##### Data entries
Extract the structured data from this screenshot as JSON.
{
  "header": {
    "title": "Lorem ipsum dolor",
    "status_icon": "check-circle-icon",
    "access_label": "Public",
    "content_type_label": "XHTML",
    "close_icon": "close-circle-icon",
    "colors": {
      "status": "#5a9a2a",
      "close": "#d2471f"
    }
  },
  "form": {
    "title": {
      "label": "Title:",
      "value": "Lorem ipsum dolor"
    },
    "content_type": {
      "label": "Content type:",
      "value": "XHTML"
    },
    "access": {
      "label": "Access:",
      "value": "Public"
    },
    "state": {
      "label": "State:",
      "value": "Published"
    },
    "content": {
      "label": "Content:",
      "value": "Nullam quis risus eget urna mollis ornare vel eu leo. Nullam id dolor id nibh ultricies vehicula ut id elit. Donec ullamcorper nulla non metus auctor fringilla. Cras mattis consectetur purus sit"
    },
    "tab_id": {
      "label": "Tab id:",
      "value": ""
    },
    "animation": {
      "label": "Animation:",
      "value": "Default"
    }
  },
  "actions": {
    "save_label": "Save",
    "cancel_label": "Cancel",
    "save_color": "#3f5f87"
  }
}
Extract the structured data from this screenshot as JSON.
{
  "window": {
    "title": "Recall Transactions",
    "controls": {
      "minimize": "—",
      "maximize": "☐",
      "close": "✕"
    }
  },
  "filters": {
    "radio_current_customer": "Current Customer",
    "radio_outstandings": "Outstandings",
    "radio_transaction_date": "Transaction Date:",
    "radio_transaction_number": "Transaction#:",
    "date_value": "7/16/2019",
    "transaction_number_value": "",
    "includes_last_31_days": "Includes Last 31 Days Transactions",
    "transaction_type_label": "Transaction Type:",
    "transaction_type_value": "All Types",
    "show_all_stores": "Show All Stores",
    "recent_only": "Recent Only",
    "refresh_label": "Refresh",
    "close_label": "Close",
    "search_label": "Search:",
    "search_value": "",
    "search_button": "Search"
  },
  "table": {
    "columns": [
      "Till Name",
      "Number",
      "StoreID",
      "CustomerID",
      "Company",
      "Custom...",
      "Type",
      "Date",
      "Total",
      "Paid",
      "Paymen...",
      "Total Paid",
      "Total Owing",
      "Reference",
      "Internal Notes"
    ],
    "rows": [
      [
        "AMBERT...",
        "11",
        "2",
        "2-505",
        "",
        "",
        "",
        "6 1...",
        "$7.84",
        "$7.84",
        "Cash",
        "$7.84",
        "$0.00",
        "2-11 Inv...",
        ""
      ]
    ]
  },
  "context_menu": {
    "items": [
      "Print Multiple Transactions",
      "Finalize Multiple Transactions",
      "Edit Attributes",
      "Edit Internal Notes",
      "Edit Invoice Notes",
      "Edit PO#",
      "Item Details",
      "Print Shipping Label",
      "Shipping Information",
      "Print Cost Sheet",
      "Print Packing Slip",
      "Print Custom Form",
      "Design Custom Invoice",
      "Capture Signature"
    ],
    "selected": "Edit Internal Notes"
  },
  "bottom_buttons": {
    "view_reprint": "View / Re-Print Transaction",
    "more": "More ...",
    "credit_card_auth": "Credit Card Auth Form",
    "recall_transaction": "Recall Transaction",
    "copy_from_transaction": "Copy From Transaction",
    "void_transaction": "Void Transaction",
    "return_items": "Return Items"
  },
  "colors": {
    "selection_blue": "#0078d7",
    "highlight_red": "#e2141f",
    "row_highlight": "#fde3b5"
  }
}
##########
▶ Given instruction
From the data above, show each line that contains "Lorem".

▶ Answer to the exercise
    "title": "Lorem ipsum dolor",
      "value": "Lorem ipsum dolor"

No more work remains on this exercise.